◆ **SET EXERCISE**: Report the number of lines in these entries that contain "JSON". Write only the number.

◆ **ENTRIES SUPPLIED**:
#####
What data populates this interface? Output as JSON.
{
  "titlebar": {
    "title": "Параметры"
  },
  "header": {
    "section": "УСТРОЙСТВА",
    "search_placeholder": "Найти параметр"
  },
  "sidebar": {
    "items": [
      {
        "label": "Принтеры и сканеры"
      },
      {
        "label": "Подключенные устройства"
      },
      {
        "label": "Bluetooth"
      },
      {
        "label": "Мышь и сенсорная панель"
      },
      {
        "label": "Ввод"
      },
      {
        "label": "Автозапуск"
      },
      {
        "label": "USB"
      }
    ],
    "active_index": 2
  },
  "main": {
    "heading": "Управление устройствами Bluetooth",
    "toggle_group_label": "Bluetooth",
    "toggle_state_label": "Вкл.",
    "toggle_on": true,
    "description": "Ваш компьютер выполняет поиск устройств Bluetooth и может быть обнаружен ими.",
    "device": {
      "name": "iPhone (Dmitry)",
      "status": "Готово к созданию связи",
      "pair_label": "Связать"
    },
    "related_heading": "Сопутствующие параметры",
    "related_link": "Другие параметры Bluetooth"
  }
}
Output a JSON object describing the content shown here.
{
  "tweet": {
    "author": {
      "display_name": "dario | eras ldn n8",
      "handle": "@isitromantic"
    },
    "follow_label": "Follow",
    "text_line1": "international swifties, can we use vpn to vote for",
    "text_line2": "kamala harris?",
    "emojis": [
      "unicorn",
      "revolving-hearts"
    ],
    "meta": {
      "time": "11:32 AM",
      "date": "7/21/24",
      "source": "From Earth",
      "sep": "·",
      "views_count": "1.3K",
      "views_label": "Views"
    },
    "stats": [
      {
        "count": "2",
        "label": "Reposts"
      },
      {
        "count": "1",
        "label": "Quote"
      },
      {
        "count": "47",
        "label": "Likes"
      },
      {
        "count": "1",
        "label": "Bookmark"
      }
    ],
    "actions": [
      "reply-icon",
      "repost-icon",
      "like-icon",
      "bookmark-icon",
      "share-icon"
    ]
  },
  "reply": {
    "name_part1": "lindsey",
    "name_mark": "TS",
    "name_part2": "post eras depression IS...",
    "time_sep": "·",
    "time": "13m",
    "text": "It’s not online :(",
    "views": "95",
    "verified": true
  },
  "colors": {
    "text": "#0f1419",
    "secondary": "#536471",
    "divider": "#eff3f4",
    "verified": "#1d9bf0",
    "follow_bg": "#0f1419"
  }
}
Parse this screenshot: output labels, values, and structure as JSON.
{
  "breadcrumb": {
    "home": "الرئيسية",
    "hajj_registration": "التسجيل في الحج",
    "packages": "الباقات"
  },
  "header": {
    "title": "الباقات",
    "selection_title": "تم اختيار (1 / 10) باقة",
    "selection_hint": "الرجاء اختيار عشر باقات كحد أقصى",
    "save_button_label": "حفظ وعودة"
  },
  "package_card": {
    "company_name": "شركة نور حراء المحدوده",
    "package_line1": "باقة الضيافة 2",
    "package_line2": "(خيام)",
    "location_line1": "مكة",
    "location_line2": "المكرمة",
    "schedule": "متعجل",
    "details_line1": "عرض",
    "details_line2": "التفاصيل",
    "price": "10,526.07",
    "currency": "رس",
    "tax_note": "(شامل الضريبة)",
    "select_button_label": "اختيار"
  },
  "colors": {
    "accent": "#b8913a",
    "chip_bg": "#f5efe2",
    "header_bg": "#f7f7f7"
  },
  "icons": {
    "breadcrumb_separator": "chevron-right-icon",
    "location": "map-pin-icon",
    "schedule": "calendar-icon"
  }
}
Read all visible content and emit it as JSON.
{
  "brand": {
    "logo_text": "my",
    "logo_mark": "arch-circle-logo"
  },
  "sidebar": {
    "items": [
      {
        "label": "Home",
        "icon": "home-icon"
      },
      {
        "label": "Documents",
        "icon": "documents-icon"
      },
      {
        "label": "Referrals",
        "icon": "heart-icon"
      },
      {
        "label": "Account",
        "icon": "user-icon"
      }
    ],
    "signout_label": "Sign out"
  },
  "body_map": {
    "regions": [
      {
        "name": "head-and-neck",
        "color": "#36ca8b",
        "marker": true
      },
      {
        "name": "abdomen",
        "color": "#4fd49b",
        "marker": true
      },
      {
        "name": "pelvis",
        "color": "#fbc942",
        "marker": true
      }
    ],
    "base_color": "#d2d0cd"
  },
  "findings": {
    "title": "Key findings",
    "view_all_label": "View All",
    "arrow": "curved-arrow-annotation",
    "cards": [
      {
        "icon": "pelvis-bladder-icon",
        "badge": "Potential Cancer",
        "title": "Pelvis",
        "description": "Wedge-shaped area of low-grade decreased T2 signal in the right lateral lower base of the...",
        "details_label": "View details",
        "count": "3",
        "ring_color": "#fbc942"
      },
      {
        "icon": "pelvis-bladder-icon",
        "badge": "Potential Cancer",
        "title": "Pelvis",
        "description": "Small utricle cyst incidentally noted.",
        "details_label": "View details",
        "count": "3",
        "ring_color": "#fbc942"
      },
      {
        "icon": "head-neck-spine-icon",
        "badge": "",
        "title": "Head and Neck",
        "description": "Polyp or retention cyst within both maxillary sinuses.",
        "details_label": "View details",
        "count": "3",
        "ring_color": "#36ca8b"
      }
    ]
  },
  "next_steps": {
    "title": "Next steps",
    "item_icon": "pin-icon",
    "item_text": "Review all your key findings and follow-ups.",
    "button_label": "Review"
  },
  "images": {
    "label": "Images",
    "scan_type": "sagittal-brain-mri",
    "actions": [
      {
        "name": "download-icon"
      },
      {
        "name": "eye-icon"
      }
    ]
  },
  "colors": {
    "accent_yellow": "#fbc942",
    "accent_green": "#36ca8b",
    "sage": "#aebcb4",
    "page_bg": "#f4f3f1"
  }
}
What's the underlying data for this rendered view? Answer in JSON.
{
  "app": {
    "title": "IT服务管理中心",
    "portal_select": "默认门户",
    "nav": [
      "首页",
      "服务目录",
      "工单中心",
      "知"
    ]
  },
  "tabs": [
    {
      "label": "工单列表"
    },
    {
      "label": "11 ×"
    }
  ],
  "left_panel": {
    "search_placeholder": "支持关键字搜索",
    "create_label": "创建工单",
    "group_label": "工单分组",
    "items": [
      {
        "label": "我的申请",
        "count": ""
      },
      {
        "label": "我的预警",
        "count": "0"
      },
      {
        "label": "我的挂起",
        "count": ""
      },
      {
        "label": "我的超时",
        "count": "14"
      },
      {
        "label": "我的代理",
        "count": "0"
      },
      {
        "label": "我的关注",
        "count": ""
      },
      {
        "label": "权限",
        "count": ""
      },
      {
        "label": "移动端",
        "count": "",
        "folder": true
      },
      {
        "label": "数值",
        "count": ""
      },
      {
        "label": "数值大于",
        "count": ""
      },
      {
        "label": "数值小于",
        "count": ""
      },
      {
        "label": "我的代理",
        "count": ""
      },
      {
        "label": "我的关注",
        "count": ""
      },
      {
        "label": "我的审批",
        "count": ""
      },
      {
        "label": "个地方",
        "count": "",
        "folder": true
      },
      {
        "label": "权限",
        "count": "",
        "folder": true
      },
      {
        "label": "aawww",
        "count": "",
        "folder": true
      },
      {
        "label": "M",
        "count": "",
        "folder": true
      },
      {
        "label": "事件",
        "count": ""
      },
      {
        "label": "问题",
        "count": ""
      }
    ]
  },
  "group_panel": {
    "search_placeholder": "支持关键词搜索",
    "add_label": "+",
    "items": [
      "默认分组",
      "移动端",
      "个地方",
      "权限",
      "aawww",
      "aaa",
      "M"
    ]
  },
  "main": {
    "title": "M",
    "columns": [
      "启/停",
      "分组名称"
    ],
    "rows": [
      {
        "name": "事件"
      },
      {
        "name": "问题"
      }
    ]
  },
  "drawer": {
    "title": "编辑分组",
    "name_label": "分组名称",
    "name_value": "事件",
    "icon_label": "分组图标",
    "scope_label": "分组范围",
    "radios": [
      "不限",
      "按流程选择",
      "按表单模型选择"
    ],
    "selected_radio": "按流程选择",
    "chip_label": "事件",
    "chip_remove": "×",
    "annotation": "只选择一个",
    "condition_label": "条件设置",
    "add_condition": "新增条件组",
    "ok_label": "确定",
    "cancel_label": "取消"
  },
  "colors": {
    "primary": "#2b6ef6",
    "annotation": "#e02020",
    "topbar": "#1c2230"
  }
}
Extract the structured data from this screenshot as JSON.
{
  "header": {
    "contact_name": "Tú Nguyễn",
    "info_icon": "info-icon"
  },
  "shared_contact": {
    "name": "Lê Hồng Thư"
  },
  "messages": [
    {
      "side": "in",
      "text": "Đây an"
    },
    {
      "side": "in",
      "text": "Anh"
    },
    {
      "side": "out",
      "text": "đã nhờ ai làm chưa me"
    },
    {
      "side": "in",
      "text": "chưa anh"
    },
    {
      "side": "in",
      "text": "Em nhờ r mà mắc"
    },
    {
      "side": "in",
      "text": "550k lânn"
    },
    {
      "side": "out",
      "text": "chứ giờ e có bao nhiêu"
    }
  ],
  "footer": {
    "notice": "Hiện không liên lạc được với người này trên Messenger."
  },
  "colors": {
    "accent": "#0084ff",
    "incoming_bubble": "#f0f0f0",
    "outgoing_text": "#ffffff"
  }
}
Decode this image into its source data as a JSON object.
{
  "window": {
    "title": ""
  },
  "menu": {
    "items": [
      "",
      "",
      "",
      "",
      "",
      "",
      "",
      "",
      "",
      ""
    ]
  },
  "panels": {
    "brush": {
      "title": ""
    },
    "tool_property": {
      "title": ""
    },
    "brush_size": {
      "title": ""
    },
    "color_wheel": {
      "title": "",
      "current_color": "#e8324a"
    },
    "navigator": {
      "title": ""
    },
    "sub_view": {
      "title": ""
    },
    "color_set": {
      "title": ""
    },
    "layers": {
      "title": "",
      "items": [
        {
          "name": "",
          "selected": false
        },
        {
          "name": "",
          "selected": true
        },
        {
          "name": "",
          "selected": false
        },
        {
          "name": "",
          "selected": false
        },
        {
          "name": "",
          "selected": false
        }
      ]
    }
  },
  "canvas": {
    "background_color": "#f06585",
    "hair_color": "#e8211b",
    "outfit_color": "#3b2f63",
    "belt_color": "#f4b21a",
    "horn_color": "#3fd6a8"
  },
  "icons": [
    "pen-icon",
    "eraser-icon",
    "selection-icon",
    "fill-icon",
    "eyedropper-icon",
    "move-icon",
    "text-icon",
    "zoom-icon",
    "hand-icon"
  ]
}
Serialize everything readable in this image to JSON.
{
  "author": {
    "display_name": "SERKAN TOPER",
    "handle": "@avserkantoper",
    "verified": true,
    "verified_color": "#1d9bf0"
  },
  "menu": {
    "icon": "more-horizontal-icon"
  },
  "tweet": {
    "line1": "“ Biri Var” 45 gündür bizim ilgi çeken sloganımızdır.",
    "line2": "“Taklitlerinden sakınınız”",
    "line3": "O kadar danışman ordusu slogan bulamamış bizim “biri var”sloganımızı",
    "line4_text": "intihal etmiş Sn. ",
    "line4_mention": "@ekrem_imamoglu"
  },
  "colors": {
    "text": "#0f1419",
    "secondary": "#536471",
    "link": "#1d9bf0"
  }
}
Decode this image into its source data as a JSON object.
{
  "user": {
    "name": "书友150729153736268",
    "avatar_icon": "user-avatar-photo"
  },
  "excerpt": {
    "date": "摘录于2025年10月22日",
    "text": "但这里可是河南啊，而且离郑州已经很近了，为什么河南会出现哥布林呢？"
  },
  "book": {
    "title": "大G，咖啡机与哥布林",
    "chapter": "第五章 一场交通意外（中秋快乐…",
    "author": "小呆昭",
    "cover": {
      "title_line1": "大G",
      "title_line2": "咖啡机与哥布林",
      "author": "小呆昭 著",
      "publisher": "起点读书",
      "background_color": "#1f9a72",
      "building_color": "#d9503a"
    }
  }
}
#####
◆ **WRITTEN RESPONSE**: 9